Task>
Your task is to transcribe all of the records exactly and leave out the pictures.

** start Information shown **

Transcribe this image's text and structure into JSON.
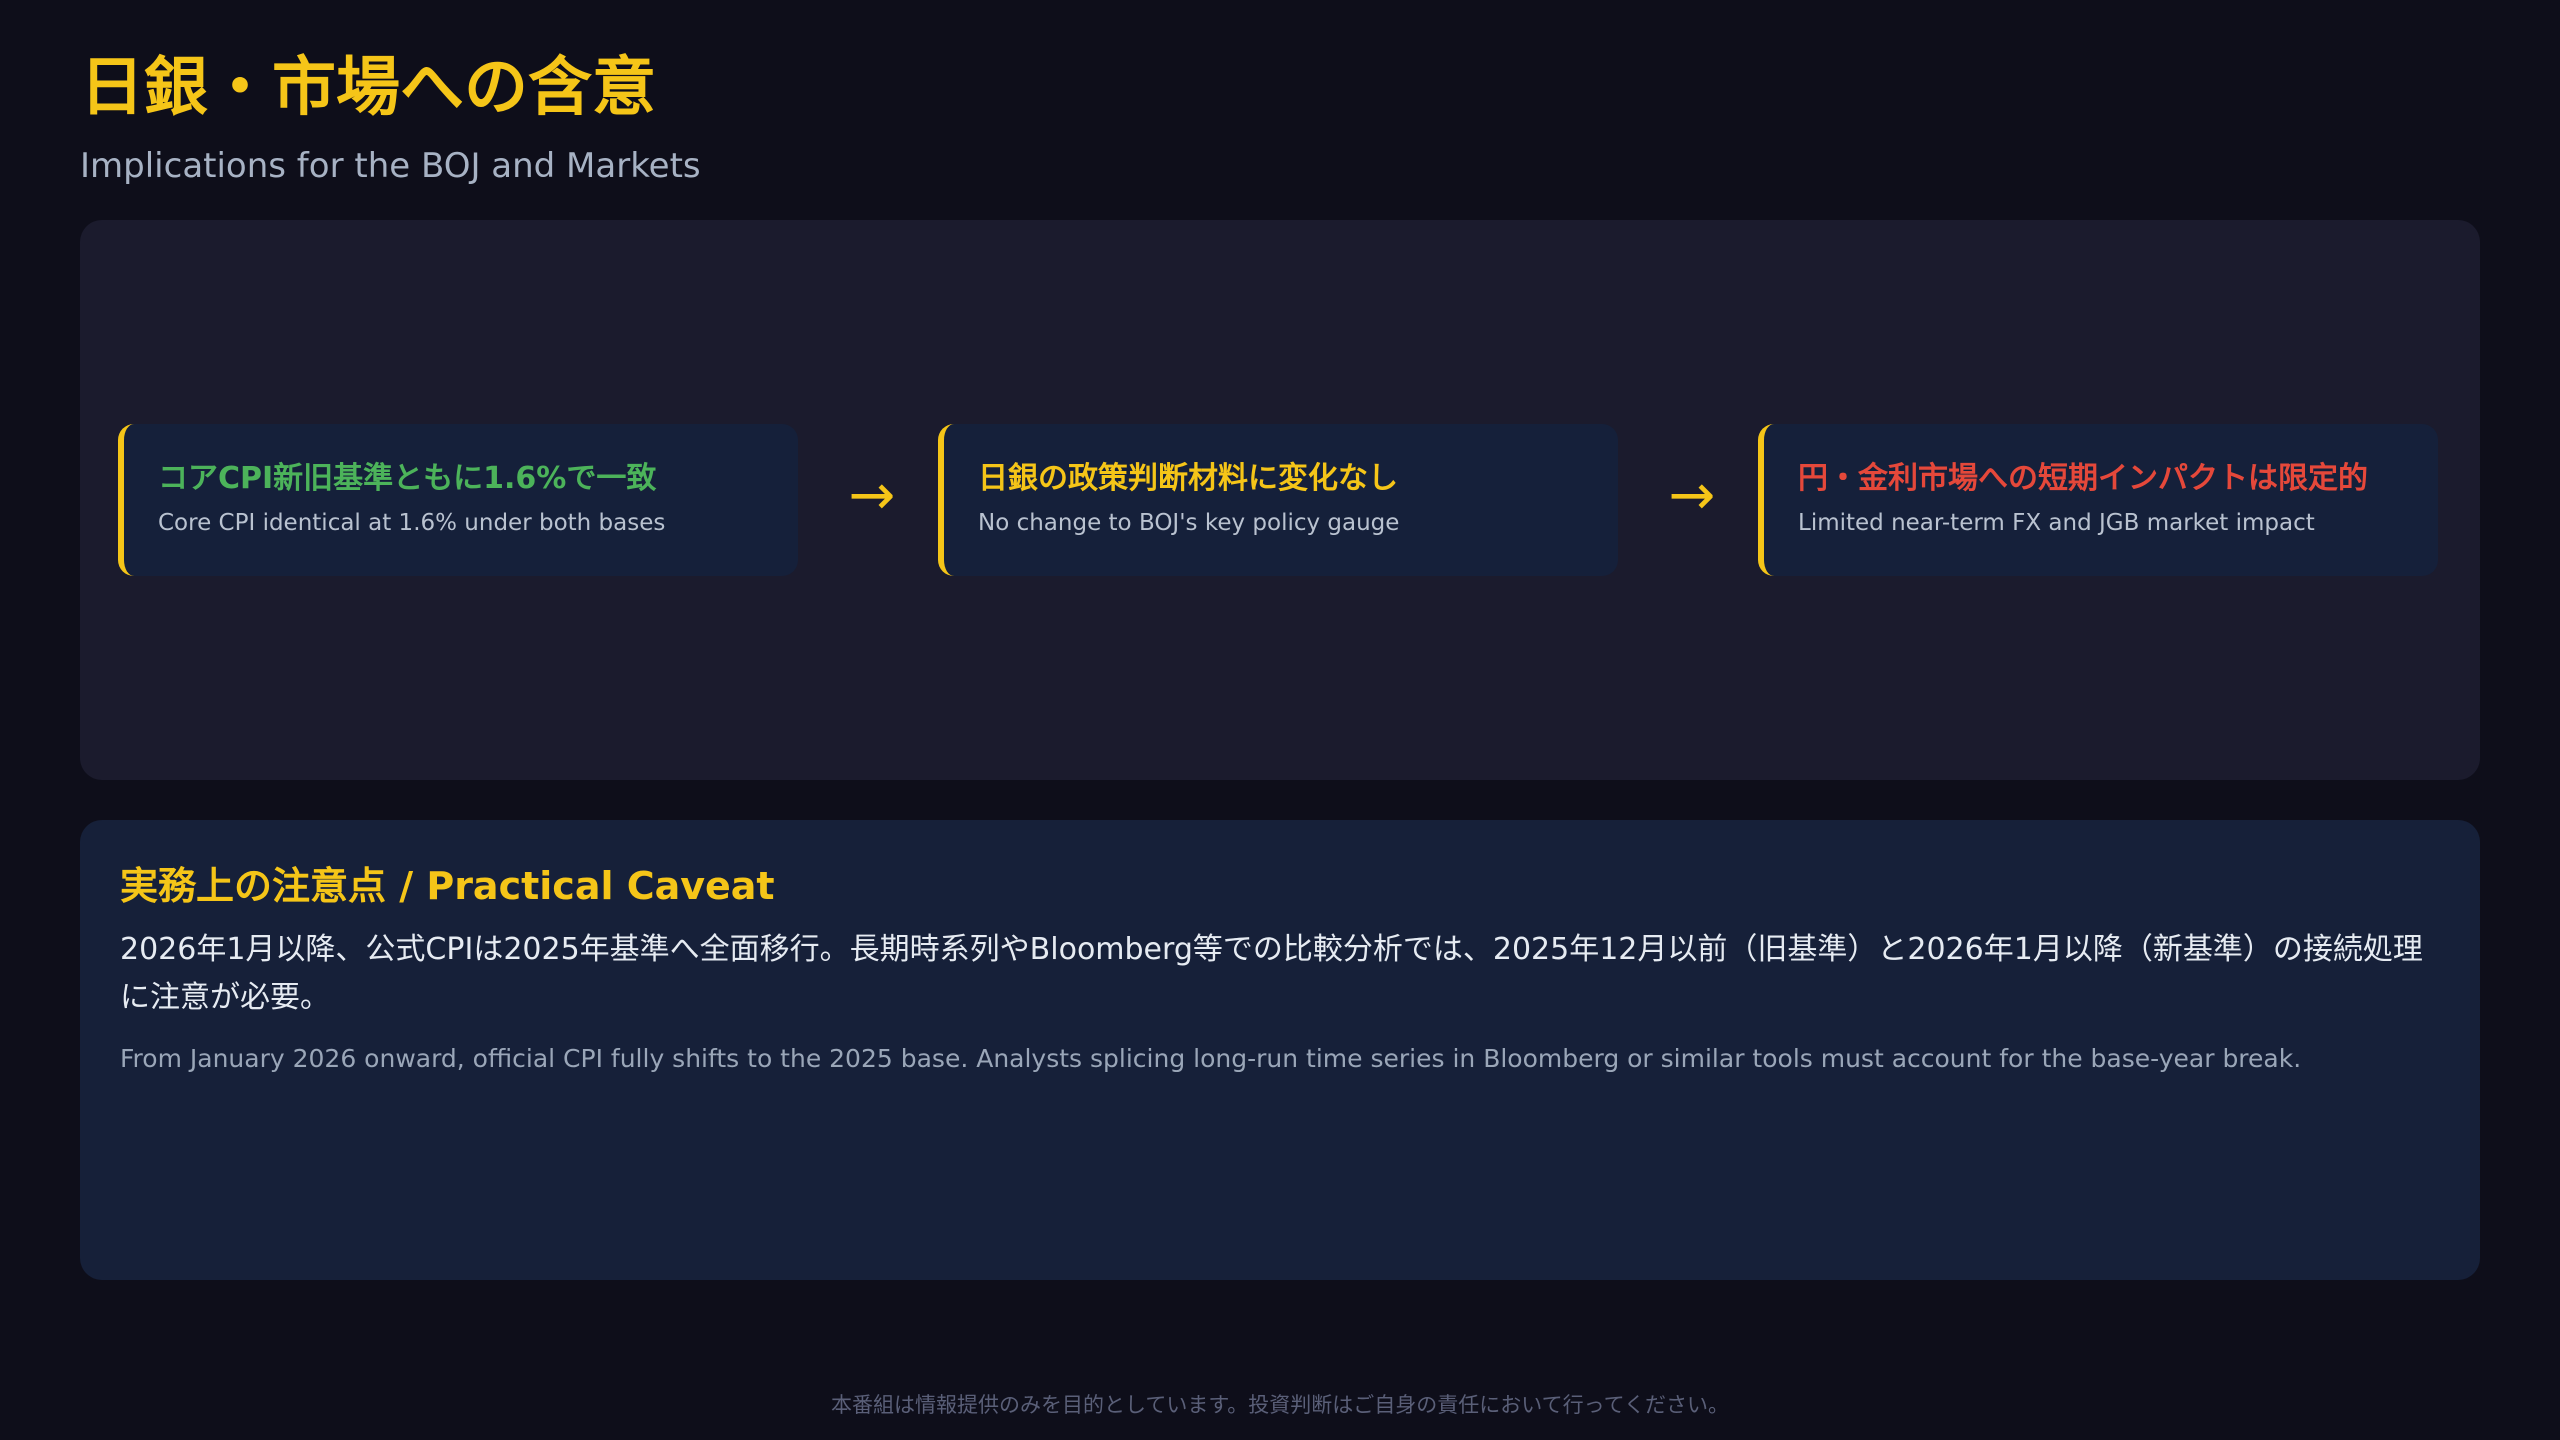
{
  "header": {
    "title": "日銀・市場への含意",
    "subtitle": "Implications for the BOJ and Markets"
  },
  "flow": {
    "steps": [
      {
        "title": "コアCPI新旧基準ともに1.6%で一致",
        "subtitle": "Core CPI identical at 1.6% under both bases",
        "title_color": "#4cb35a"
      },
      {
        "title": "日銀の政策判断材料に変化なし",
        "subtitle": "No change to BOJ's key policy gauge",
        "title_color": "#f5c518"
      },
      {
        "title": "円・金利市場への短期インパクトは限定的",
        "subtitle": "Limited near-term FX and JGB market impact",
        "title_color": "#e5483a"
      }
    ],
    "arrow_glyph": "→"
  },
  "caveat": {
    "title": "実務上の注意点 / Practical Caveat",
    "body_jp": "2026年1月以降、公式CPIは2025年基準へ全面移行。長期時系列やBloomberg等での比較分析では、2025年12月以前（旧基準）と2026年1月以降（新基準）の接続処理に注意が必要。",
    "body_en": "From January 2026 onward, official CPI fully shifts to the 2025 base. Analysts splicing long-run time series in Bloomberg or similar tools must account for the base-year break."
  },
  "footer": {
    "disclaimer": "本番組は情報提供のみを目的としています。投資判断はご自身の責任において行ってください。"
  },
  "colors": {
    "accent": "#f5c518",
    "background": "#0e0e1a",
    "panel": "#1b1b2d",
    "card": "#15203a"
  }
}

** end Information shown **

Task result>
Transcribe this image's text and structure into JSON.
{
  "header": {
    "title": "日銀・市場への含意",
    "subtitle": "Implications for the BOJ and Markets"
  },
  "flow": {
    "steps": [
      {
        "title": "コアCPI新旧基準ともに1.6%で一致",
        "subtitle": "Core CPI identical at 1.6% under both bases",
        "title_color": "#4cb35a"
      },
      {
        "title": "日銀の政策判断材料に変化なし",
        "subtitle": "No change to BOJ's key policy gauge",
        "title_color": "#f5c518"
      },
      {
        "title": "円・金利市場への短期インパクトは限定的",
        "subtitle": "Limited near-term FX and JGB market impact",
        "title_color": "#e5483a"
      }
    ],
    "arrow_glyph": "→"
  },
  "caveat": {
    "title": "実務上の注意点 / Practical Caveat",
    "body_jp": "2026年1月以降、公式CPIは2025年基準へ全面移行。長期時系列やBloomberg等での比較分析では、2025年12月以前（旧基準）と2026年1月以降（新基準）の接続処理に注意が必要。",
    "body_en": "From January 2026 onward, official CPI fully shifts to the 2025 base. Analysts splicing long-run time series in Bloomberg or similar tools must account for the base-year break."
  },
  "footer": {
    "disclaimer": "本番組は情報提供のみを目的としています。投資判断はご自身の責任において行ってください。"
  },
  "colors": {
    "accent": "#f5c518",
    "background": "#0e0e1a",
    "panel": "#1b1b2d",
    "card": "#15203a"
  }
}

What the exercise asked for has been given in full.